Items from a dataset:
▬▬▬▬▬▬▬▬▬▬

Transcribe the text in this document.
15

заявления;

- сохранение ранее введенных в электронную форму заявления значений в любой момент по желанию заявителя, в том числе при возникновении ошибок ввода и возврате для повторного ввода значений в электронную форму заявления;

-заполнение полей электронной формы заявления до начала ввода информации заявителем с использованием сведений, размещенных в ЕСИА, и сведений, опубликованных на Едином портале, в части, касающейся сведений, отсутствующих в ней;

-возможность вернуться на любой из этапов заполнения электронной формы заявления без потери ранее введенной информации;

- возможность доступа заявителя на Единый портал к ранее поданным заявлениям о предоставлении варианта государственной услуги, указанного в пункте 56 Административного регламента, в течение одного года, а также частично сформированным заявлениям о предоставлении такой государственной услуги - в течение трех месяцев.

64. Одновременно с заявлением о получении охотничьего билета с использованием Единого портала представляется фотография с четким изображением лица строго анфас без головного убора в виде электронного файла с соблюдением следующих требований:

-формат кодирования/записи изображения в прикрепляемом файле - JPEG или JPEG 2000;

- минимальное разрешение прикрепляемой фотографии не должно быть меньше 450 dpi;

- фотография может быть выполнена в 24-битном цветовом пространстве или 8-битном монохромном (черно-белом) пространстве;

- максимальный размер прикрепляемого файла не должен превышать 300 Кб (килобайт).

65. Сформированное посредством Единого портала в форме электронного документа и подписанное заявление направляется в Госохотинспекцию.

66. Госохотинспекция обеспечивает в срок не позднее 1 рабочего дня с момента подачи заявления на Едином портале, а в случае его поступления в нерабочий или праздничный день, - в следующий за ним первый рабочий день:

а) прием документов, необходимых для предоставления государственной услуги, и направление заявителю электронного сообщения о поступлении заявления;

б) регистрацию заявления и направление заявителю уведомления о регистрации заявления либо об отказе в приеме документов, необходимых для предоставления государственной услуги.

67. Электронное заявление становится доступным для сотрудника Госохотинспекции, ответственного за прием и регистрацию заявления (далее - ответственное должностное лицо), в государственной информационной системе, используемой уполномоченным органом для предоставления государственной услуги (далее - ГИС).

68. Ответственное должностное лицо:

▬▬▬▬▬▬▬▬▬▬

WORK REQUIRED:
Select the lines from the entries that include the word "предоставления".

TASK RESULT:
а) прием документов, необходимых для предоставления государственной услуги, и направление заявителю электронного сообщения о поступлении заявления;
б) регистрацию заявления и направление заявителю уведомления о регистрации заявления либо об отказе в приеме документов, необходимых для предоставления государственной услуги.
67. Электронное заявление становится доступным для сотрудника Госохотинспекции, ответственного за прием и регистрацию заявления (далее - ответственное должностное лицо), в государственной информационной системе, используемой уполномоченным органом для предоставления государственной услуги (далее - ГИС).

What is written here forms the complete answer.